Directions:
Output the records exactly. Include every line.

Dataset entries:
┏━━
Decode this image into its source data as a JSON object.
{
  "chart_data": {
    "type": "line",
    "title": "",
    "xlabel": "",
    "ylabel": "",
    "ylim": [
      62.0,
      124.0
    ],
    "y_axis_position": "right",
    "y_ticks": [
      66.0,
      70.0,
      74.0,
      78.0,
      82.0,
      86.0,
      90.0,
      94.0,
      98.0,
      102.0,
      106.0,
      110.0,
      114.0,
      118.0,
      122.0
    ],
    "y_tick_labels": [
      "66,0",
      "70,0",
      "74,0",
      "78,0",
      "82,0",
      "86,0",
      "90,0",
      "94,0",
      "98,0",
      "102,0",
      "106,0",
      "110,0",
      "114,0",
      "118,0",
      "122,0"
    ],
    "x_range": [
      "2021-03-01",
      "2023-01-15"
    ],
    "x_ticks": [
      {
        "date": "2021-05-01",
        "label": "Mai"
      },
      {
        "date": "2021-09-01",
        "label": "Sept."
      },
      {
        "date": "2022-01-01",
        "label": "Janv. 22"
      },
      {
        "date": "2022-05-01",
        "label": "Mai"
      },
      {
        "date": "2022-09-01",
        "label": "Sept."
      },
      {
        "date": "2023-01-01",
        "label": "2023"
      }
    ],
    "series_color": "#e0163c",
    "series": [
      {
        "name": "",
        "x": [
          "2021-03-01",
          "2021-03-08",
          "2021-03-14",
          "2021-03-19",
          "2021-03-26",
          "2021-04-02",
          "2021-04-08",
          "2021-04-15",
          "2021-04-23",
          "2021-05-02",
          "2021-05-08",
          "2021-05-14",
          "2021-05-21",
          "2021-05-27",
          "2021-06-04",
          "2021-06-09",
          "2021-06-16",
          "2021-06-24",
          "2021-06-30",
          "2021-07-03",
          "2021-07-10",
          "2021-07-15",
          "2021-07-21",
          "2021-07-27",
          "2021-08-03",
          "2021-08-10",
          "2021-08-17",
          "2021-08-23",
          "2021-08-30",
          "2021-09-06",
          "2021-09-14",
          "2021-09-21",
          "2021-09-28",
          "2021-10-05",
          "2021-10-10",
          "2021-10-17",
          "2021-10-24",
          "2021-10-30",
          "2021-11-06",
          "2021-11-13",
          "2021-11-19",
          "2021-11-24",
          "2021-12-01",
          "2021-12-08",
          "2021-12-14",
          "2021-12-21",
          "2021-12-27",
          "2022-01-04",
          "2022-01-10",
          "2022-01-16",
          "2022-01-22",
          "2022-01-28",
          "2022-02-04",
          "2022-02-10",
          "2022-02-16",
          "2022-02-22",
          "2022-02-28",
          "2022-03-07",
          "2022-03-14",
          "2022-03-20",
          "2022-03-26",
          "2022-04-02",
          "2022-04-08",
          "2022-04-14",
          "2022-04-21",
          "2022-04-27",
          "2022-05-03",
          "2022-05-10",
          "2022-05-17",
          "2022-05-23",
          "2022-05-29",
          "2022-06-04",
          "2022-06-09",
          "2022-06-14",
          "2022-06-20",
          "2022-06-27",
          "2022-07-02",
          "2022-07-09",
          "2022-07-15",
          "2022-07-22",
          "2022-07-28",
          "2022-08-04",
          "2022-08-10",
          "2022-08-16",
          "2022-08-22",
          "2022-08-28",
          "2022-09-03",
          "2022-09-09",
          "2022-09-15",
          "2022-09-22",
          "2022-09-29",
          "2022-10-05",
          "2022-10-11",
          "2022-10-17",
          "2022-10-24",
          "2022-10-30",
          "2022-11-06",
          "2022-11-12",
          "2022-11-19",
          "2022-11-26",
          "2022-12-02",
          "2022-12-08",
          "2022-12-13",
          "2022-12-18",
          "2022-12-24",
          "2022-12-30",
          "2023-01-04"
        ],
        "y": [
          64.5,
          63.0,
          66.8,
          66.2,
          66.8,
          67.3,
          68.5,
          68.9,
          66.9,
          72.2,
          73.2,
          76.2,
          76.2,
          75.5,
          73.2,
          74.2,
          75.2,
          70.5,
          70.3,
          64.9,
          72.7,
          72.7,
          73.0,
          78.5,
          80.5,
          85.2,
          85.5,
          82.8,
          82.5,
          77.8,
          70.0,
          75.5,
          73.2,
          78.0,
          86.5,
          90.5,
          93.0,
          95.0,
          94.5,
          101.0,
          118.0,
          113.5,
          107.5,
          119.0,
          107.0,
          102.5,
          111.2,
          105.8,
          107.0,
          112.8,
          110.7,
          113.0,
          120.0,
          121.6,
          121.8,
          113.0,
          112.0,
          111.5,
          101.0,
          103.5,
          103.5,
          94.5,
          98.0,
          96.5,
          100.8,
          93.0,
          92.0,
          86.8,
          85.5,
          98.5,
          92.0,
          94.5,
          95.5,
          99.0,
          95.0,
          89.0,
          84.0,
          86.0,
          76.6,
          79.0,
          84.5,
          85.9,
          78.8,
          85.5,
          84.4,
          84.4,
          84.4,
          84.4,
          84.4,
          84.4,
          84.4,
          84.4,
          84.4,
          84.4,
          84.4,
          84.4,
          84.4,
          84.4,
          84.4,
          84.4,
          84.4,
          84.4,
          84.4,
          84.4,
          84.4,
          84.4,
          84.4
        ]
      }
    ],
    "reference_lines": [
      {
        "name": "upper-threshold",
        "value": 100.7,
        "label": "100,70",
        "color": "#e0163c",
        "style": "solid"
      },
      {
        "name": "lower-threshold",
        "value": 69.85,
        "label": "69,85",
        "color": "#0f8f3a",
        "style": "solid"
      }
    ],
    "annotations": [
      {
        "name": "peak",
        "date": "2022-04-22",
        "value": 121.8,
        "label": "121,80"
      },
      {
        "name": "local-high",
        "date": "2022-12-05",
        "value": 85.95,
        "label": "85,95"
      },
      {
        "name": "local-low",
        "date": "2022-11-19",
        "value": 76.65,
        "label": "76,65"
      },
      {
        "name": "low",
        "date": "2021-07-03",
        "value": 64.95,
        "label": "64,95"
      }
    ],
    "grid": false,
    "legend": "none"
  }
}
┗━━
The solution:
Decode this image into its source data as a JSON object.
{
  "chart_data": {
    "type": "line",
    "title": "",
    "xlabel": "",
    "ylabel": "",
    "ylim": [
      62.0,
      124.0
    ],
    "y_axis_position": "right",
    "y_ticks": [
      66.0,
      70.0,
      74.0,
      78.0,
      82.0,
      86.0,
      90.0,
      94.0,
      98.0,
      102.0,
      106.0,
      110.0,
      114.0,
      118.0,
      122.0
    ],
    "y_tick_labels": [
      "66,0",
      "70,0",
      "74,0",
      "78,0",
      "82,0",
      "86,0",
      "90,0",
      "94,0",
      "98,0",
      "102,0",
      "106,0",
      "110,0",
      "114,0",
      "118,0",
      "122,0"
    ],
    "x_range": [
      "2021-03-01",
      "2023-01-15"
    ],
    "x_ticks": [
      {
        "date": "2021-05-01",
        "label": "Mai"
      },
      {
        "date": "2021-09-01",
        "label": "Sept."
      },
      {
        "date": "2022-01-01",
        "label": "Janv. 22"
      },
      {
        "date": "2022-05-01",
        "label": "Mai"
      },
      {
        "date": "2022-09-01",
        "label": "Sept."
      },
      {
        "date": "2023-01-01",
        "label": "2023"
      }
    ],
    "series_color": "#e0163c",
    "series": [
      {
        "name": "",
        "x": [
          "2021-03-01",
          "2021-03-08",
          "2021-03-14",
          "2021-03-19",
          "2021-03-26",
          "2021-04-02",
          "2021-04-08",
          "2021-04-15",
          "2021-04-23",
          "2021-05-02",
          "2021-05-08",
          "2021-05-14",
          "2021-05-21",
          "2021-05-27",
          "2021-06-04",
          "2021-06-09",
          "2021-06-16",
          "2021-06-24",
          "2021-06-30",
          "2021-07-03",
          "2021-07-10",
          "2021-07-15",
          "2021-07-21",
          "2021-07-27",
          "2021-08-03",
          "2021-08-10",
          "2021-08-17",
          "2021-08-23",
          "2021-08-30",
          "2021-09-06",
          "2021-09-14",
          "2021-09-21",
          "2021-09-28",
          "2021-10-05",
          "2021-10-10",
          "2021-10-17",
          "2021-10-24",
          "2021-10-30",
          "2021-11-06",
          "2021-11-13",
          "2021-11-19",
          "2021-11-24",
          "2021-12-01",
          "2021-12-08",
          "2021-12-14",
          "2021-12-21",
          "2021-12-27",
          "2022-01-04",
          "2022-01-10",
          "2022-01-16",
          "2022-01-22",
          "2022-01-28",
          "2022-02-04",
          "2022-02-10",
          "2022-02-16",
          "2022-02-22",
          "2022-02-28",
          "2022-03-07",
          "2022-03-14",
          "2022-03-20",
          "2022-03-26",
          "2022-04-02",
          "2022-04-08",
          "2022-04-14",
          "2022-04-21",
          "2022-04-27",
          "2022-05-03",
          "2022-05-10",
          "2022-05-17",
          "2022-05-23",
          "2022-05-29",
          "2022-06-04",
          "2022-06-09",
          "2022-06-14",
          "2022-06-20",
          "2022-06-27",
          "2022-07-02",
          "2022-07-09",
          "2022-07-15",
          "2022-07-22",
          "2022-07-28",
          "2022-08-04",
          "2022-08-10",
          "2022-08-16",
          "2022-08-22",
          "2022-08-28",
          "2022-09-03",
          "2022-09-09",
          "2022-09-15",
          "2022-09-22",
          "2022-09-29",
          "2022-10-05",
          "2022-10-11",
          "2022-10-17",
          "2022-10-24",
          "2022-10-30",
          "2022-11-06",
          "2022-11-12",
          "2022-11-19",
          "2022-11-26",
          "2022-12-02",
          "2022-12-08",
          "2022-12-13",
          "2022-12-18",
          "2022-12-24",
          "2022-12-30",
          "2023-01-04"
        ],
        "y": [
          64.5,
          63.0,
          66.8,
          66.2,
          66.8,
          67.3,
          68.5,
          68.9,
          66.9,
          72.2,
          73.2,
          76.2,
          76.2,
          75.5,
          73.2,
          74.2,
          75.2,
          70.5,
          70.3,
          64.9,
          72.7,
          72.7,
          73.0,
          78.5,
          80.5,
          85.2,
          85.5,
          82.8,
          82.5,
          77.8,
          70.0,
          75.5,
          73.2,
          78.0,
          86.5,
          90.5,
          93.0,
          95.0,
          94.5,
          101.0,
          118.0,
          113.5,
          107.5,
          119.0,
          107.0,
          102.5,
          111.2,
          105.8,
          107.0,
          112.8,
          110.7,
          113.0,
          120.0,
          121.6,
          121.8,
          113.0,
          112.0,
          111.5,
          101.0,
          103.5,
          103.5,
          94.5,
          98.0,
          96.5,
          100.8,
          93.0,
          92.0,
          86.8,
          85.5,
          98.5,
          92.0,
          94.5,
          95.5,
          99.0,
          95.0,
          89.0,
          84.0,
          86.0,
          76.6,
          79.0,
          84.5,
          85.9,
          78.8,
          85.5,
          84.4,
          84.4,
          84.4,
          84.4,
          84.4,
          84.4,
          84.4,
          84.4,
          84.4,
          84.4,
          84.4,
          84.4,
          84.4,
          84.4,
          84.4,
          84.4,
          84.4,
          84.4,
          84.4,
          84.4,
          84.4,
          84.4,
          84.4
        ]
      }
    ],
    "reference_lines": [
      {
        "name": "upper-threshold",
        "value": 100.7,
        "label": "100,70",
        "color": "#e0163c",
        "style": "solid"
      },
      {
        "name": "lower-threshold",
        "value": 69.85,
        "label": "69,85",
        "color": "#0f8f3a",
        "style": "solid"
      }
    ],
    "annotations": [
      {
        "name": "peak",
        "date": "2022-04-22",
        "value": 121.8,
        "label": "121,80"
      },
      {
        "name": "local-high",
        "date": "2022-12-05",
        "value": 85.95,
        "label": "85,95"
      },
      {
        "name": "local-low",
        "date": "2022-11-19",
        "value": 76.65,
        "label": "76,65"
      },
      {
        "name": "low",
        "date": "2021-07-03",
        "value": 64.95,
        "label": "64,95"
      }
    ],
    "grid": false,
    "legend": "none"
  }
}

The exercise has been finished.